- **Given request**: Copy the data precisely, keeping every character.
** Begin Given information **
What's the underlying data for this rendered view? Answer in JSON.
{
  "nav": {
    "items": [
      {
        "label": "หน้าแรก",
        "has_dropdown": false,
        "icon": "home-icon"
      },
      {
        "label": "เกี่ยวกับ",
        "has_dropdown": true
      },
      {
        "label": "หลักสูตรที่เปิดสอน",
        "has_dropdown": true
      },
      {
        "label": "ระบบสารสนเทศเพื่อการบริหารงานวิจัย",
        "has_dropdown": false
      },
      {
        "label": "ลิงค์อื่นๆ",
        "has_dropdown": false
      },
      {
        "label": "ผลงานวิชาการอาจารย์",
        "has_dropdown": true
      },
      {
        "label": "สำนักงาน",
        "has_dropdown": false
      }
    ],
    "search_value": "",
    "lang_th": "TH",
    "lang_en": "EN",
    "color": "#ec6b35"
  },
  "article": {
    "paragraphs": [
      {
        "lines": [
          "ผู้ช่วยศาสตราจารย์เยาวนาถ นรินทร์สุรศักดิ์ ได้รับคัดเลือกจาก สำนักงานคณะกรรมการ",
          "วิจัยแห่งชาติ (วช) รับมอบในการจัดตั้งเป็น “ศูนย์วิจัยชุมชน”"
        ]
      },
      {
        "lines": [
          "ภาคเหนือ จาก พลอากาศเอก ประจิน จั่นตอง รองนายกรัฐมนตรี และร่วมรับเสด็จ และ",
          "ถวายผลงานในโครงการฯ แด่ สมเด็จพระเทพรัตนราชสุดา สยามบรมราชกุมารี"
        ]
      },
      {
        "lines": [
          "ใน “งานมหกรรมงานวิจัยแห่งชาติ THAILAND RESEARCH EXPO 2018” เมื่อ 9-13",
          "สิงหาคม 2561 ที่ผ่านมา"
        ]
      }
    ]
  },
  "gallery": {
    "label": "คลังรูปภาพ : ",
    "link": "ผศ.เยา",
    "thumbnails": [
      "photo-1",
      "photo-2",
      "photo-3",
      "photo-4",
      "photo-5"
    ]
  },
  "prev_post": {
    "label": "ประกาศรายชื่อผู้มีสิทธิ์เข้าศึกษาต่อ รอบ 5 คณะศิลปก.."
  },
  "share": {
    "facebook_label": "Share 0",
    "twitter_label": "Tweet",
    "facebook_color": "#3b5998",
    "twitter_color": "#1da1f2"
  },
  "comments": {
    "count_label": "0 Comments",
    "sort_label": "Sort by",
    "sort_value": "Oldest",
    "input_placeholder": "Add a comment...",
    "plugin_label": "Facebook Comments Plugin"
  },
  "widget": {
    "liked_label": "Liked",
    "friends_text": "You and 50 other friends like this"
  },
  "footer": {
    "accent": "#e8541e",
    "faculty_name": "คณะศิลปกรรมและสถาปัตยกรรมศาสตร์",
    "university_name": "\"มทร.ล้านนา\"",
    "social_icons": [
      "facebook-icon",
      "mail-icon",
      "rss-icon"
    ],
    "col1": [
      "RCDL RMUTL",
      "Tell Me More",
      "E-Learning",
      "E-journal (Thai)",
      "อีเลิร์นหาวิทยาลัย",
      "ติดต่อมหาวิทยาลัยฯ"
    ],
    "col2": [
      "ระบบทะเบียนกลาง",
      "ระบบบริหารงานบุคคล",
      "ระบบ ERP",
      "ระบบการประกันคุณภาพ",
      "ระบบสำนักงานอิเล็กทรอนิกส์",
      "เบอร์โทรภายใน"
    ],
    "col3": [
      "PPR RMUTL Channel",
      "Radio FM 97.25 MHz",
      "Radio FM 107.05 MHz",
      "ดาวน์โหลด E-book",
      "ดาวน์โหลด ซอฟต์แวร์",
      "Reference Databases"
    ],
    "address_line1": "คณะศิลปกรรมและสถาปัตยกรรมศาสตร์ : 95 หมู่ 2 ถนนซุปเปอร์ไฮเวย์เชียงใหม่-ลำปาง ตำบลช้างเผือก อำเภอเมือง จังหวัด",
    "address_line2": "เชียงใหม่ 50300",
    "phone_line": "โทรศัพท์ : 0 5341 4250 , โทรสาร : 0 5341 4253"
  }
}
** End Given information **
- **Completed exercise**:
What's the underlying data for this rendered view? Answer in JSON.
{
  "nav": {
    "items": [
      {
        "label": "หน้าแรก",
        "has_dropdown": false,
        "icon": "home-icon"
      },
      {
        "label": "เกี่ยวกับ",
        "has_dropdown": true
      },
      {
        "label": "หลักสูตรที่เปิดสอน",
        "has_dropdown": true
      },
      {
        "label": "ระบบสารสนเทศเพื่อการบริหารงานวิจัย",
        "has_dropdown": false
      },
      {
        "label": "ลิงค์อื่นๆ",
        "has_dropdown": false
      },
      {
        "label": "ผลงานวิชาการอาจารย์",
        "has_dropdown": true
      },
      {
        "label": "สำนักงาน",
        "has_dropdown": false
      }
    ],
    "search_value": "",
    "lang_th": "TH",
    "lang_en": "EN",
    "color": "#ec6b35"
  },
  "article": {
    "paragraphs": [
      {
        "lines": [
          "ผู้ช่วยศาสตราจารย์เยาวนาถ นรินทร์สุรศักดิ์ ได้รับคัดเลือกจาก สำนักงานคณะกรรมการ",
          "วิจัยแห่งชาติ (วช) รับมอบในการจัดตั้งเป็น “ศูนย์วิจัยชุมชน”"
        ]
      },
      {
        "lines": [
          "ภาคเหนือ จาก พลอากาศเอก ประจิน จั่นตอง รองนายกรัฐมนตรี และร่วมรับเสด็จ และ",
          "ถวายผลงานในโครงการฯ แด่ สมเด็จพระเทพรัตนราชสุดา สยามบรมราชกุมารี"
        ]
      },
      {
        "lines": [
          "ใน “งานมหกรรมงานวิจัยแห่งชาติ THAILAND RESEARCH EXPO 2018” เมื่อ 9-13",
          "สิงหาคม 2561 ที่ผ่านมา"
        ]
      }
    ]
  },
  "gallery": {
    "label": "คลังรูปภาพ : ",
    "link": "ผศ.เยา",
    "thumbnails": [
      "photo-1",
      "photo-2",
      "photo-3",
      "photo-4",
      "photo-5"
    ]
  },
  "prev_post": {
    "label": "ประกาศรายชื่อผู้มีสิทธิ์เข้าศึกษาต่อ รอบ 5 คณะศิลปก.."
  },
  "share": {
    "facebook_label": "Share 0",
    "twitter_label": "Tweet",
    "facebook_color": "#3b5998",
    "twitter_color": "#1da1f2"
  },
  "comments": {
    "count_label": "0 Comments",
    "sort_label": "Sort by",
    "sort_value": "Oldest",
    "input_placeholder": "Add a comment...",
    "plugin_label": "Facebook Comments Plugin"
  },
  "widget": {
    "liked_label": "Liked",
    "friends_text": "You and 50 other friends like this"
  },
  "footer": {
    "accent": "#e8541e",
    "faculty_name": "คณะศิลปกรรมและสถาปัตยกรรมศาสตร์",
    "university_name": "\"มทร.ล้านนา\"",
    "social_icons": [
      "facebook-icon",
      "mail-icon",
      "rss-icon"
    ],
    "col1": [
      "RCDL RMUTL",
      "Tell Me More",
      "E-Learning",
      "E-journal (Thai)",
      "อีเลิร์นหาวิทยาลัย",
      "ติดต่อมหาวิทยาลัยฯ"
    ],
    "col2": [
      "ระบบทะเบียนกลาง",
      "ระบบบริหารงานบุคคล",
      "ระบบ ERP",
      "ระบบการประกันคุณภาพ",
      "ระบบสำนักงานอิเล็กทรอนิกส์",
      "เบอร์โทรภายใน"
    ],
    "col3": [
      "PPR RMUTL Channel",
      "Radio FM 97.25 MHz",
      "Radio FM 107.05 MHz",
      "ดาวน์โหลด E-book",
      "ดาวน์โหลด ซอฟต์แวร์",
      "Reference Databases"
    ],
    "address_line1": "คณะศิลปกรรมและสถาปัตยกรรมศาสตร์ : 95 หมู่ 2 ถนนซุปเปอร์ไฮเวย์เชียงใหม่-ลำปาง ตำบลช้างเผือก อำเภอเมือง จังหวัด",
    "address_line2": "เชียงใหม่ 50300",
    "phone_line": "โทรศัพท์ : 0 5341 4250 , โทรสาร : 0 5341 4253"
  }
}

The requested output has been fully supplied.